■ What you should do:
Exactly as written, quote every line that follows, skipping the images.

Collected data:

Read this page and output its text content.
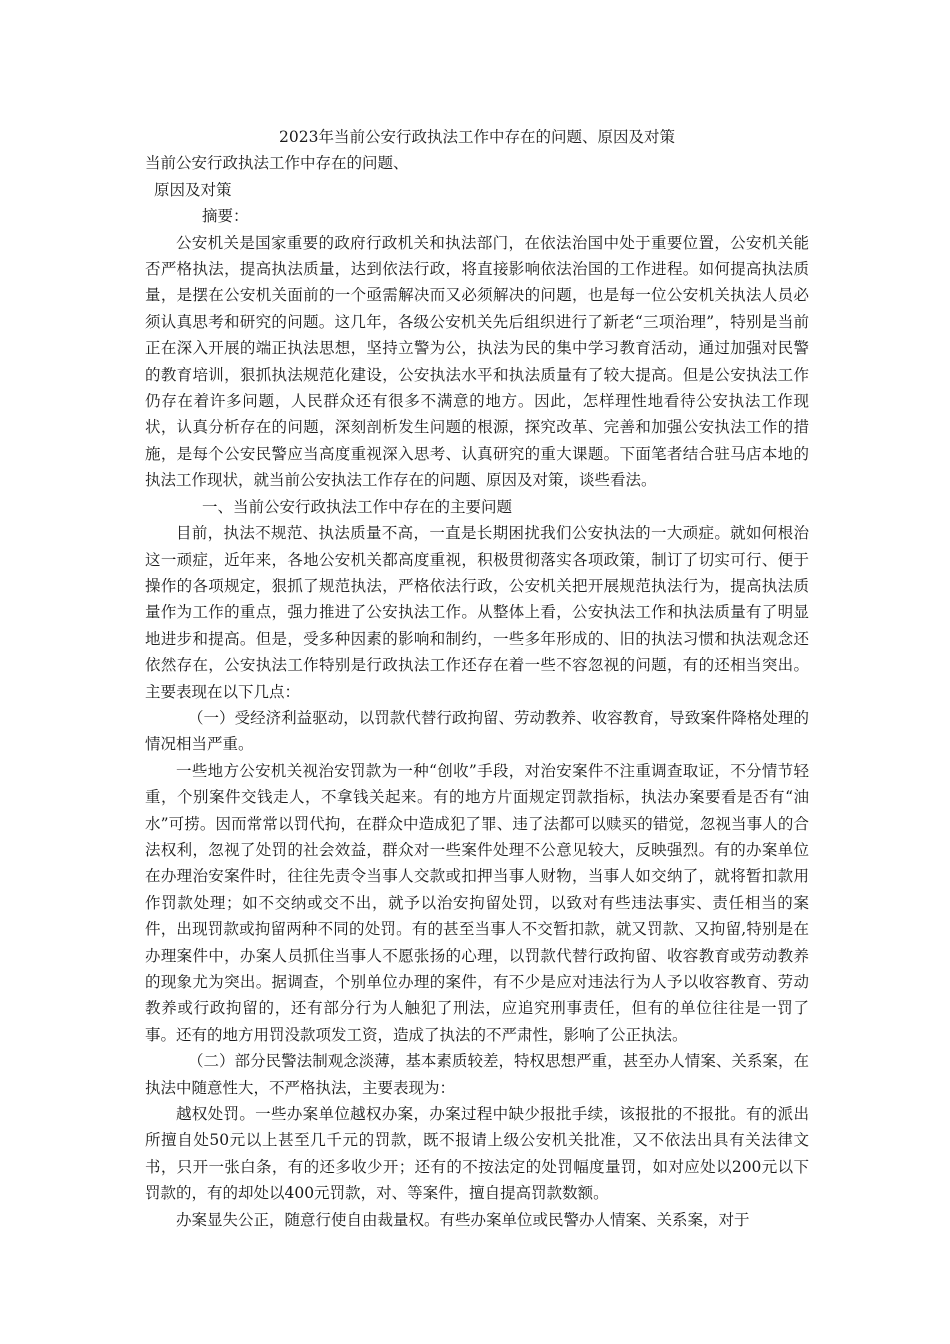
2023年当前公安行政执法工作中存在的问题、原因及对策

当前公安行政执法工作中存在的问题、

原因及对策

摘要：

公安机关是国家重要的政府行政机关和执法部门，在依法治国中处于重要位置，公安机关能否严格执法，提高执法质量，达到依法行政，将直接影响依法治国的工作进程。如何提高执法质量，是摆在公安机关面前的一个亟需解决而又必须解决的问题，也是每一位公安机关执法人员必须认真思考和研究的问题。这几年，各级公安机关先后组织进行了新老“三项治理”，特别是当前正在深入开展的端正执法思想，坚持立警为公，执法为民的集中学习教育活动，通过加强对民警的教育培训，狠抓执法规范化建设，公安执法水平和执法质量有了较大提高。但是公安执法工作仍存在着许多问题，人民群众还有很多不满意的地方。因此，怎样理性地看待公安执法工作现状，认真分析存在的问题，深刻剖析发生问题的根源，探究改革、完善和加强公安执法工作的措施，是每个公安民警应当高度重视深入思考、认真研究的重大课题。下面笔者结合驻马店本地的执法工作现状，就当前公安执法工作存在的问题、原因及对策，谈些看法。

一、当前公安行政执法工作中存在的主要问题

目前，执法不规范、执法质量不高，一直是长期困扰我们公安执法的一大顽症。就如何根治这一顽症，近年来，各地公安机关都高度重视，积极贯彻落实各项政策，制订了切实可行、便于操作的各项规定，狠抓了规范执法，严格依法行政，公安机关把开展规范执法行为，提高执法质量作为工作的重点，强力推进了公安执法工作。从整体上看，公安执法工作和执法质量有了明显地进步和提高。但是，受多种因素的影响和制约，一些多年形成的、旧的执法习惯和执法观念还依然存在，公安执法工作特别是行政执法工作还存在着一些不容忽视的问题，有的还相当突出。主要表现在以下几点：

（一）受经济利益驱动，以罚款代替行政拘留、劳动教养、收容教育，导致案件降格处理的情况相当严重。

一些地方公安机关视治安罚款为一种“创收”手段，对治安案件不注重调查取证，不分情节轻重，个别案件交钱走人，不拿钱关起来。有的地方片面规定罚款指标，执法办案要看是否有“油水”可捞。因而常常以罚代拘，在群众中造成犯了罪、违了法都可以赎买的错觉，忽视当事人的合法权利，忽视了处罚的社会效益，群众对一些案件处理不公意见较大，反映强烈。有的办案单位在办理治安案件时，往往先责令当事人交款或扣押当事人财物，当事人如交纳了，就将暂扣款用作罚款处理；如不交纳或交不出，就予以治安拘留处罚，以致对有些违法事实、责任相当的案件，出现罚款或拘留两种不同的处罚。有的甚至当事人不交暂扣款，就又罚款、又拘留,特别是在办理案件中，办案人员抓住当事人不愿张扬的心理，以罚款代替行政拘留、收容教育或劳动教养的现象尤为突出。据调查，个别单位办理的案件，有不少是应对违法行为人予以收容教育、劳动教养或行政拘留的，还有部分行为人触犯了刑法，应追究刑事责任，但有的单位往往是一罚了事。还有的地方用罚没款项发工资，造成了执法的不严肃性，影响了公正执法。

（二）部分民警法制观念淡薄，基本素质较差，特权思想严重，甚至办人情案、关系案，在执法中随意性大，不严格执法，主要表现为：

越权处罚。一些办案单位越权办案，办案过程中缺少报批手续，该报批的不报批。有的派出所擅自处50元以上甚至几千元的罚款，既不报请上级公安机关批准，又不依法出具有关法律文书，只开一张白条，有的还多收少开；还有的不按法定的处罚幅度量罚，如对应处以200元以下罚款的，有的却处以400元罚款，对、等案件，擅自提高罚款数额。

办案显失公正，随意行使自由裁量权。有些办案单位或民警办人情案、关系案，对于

■ Solution to this exercise:
Read this page and output its text content.
2023年当前公安行政执法工作中存在的问题、原因及对策

当前公安行政执法工作中存在的问题、

原因及对策

摘要：

公安机关是国家重要的政府行政机关和执法部门，在依法治国中处于重要位置，公安机关能否严格执法，提高执法质量，达到依法行政，将直接影响依法治国的工作进程。如何提高执法质量，是摆在公安机关面前的一个亟需解决而又必须解决的问题，也是每一位公安机关执法人员必须认真思考和研究的问题。这几年，各级公安机关先后组织进行了新老“三项治理”，特别是当前正在深入开展的端正执法思想，坚持立警为公，执法为民的集中学习教育活动，通过加强对民警的教育培训，狠抓执法规范化建设，公安执法水平和执法质量有了较大提高。但是公安执法工作仍存在着许多问题，人民群众还有很多不满意的地方。因此，怎样理性地看待公安执法工作现状，认真分析存在的问题，深刻剖析发生问题的根源，探究改革、完善和加强公安执法工作的措施，是每个公安民警应当高度重视深入思考、认真研究的重大课题。下面笔者结合驻马店本地的执法工作现状，就当前公安执法工作存在的问题、原因及对策，谈些看法。

一、当前公安行政执法工作中存在的主要问题

目前，执法不规范、执法质量不高，一直是长期困扰我们公安执法的一大顽症。就如何根治这一顽症，近年来，各地公安机关都高度重视，积极贯彻落实各项政策，制订了切实可行、便于操作的各项规定，狠抓了规范执法，严格依法行政，公安机关把开展规范执法行为，提高执法质量作为工作的重点，强力推进了公安执法工作。从整体上看，公安执法工作和执法质量有了明显地进步和提高。但是，受多种因素的影响和制约，一些多年形成的、旧的执法习惯和执法观念还依然存在，公安执法工作特别是行政执法工作还存在着一些不容忽视的问题，有的还相当突出。主要表现在以下几点：

（一）受经济利益驱动，以罚款代替行政拘留、劳动教养、收容教育，导致案件降格处理的情况相当严重。

一些地方公安机关视治安罚款为一种“创收”手段，对治安案件不注重调查取证，不分情节轻重，个别案件交钱走人，不拿钱关起来。有的地方片面规定罚款指标，执法办案要看是否有“油水”可捞。因而常常以罚代拘，在群众中造成犯了罪、违了法都可以赎买的错觉，忽视当事人的合法权利，忽视了处罚的社会效益，群众对一些案件处理不公意见较大，反映强烈。有的办案单位在办理治安案件时，往往先责令当事人交款或扣押当事人财物，当事人如交纳了，就将暂扣款用作罚款处理；如不交纳或交不出，就予以治安拘留处罚，以致对有些违法事实、责任相当的案件，出现罚款或拘留两种不同的处罚。有的甚至当事人不交暂扣款，就又罚款、又拘留,特别是在办理案件中，办案人员抓住当事人不愿张扬的心理，以罚款代替行政拘留、收容教育或劳动教养的现象尤为突出。据调查，个别单位办理的案件，有不少是应对违法行为人予以收容教育、劳动教养或行政拘留的，还有部分行为人触犯了刑法，应追究刑事责任，但有的单位往往是一罚了事。还有的地方用罚没款项发工资，造成了执法的不严肃性，影响了公正执法。

（二）部分民警法制观念淡薄，基本素质较差，特权思想严重，甚至办人情案、关系案，在执法中随意性大，不严格执法，主要表现为：

越权处罚。一些办案单位越权办案，办案过程中缺少报批手续，该报批的不报批。有的派出所擅自处50元以上甚至几千元的罚款，既不报请上级公安机关批准，又不依法出具有关法律文书，只开一张白条，有的还多收少开；还有的不按法定的处罚幅度量罚，如对应处以200元以下罚款的，有的却处以400元罚款，对、等案件，擅自提高罚款数额。

办案显失公正，随意行使自由裁量权。有些办案单位或民警办人情案、关系案，对于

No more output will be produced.